Task statement: Each line containing the word "szándékos" must be collected.

Listed entries:
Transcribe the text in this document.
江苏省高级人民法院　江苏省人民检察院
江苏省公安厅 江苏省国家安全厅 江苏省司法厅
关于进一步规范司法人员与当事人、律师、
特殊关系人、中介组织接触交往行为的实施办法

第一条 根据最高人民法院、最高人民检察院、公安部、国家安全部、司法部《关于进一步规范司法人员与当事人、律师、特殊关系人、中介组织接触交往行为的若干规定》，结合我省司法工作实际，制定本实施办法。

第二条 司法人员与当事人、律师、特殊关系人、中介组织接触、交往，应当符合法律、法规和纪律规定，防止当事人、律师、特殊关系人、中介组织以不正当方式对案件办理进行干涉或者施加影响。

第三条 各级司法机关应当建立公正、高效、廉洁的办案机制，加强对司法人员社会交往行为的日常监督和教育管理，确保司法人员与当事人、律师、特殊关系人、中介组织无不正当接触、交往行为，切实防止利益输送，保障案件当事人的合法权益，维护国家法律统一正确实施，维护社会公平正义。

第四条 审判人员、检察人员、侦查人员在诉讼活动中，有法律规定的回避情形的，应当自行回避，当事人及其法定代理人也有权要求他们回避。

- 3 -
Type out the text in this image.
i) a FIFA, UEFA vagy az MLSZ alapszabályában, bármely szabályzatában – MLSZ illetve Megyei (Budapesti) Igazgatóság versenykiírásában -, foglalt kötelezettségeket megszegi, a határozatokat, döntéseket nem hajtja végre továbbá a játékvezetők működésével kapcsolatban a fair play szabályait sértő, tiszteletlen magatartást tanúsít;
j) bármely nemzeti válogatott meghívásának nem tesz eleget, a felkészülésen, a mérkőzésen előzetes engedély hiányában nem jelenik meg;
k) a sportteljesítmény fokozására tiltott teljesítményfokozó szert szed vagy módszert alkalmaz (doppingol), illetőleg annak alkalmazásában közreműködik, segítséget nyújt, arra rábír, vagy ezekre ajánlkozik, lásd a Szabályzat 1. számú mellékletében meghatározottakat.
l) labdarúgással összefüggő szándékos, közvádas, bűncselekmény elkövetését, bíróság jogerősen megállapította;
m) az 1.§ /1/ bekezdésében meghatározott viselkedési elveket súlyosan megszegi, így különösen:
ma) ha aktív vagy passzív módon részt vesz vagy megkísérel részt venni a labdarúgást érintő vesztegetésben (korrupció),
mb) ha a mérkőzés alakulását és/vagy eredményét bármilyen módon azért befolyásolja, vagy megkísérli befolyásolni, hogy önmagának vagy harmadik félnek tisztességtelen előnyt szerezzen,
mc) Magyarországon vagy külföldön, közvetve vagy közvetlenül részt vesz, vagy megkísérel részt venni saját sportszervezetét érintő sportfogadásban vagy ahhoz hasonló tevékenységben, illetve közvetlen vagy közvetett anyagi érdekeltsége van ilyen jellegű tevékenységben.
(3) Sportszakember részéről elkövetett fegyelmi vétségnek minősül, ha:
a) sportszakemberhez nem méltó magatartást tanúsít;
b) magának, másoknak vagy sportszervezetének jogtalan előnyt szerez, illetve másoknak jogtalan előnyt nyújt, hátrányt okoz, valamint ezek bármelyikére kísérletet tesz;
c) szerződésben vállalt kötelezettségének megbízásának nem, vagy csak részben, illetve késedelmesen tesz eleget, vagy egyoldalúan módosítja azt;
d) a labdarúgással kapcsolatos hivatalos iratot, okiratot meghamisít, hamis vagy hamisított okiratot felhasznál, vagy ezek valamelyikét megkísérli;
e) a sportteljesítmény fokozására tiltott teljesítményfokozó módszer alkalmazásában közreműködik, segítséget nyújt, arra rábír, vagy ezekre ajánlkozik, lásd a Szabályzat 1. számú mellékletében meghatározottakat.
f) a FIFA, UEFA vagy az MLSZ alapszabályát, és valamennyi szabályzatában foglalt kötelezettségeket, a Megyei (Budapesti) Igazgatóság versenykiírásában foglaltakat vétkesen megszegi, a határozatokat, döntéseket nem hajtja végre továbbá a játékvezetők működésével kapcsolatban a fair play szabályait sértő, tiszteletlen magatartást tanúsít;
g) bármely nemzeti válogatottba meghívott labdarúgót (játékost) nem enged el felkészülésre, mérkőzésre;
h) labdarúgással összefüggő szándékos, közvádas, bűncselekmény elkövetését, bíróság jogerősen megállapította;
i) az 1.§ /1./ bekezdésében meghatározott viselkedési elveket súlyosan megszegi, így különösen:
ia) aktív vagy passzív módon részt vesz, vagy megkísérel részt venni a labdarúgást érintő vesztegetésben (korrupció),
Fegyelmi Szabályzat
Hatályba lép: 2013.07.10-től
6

Answer:
l) labdarúgással összefüggő szándékos, közvádas, bűncselekmény elkövetését, bíróság jogerősen megállapította;
h) labdarúgással összefüggő szándékos, közvádas, bűncselekmény elkövetését, bíróság jogerősen megállapította;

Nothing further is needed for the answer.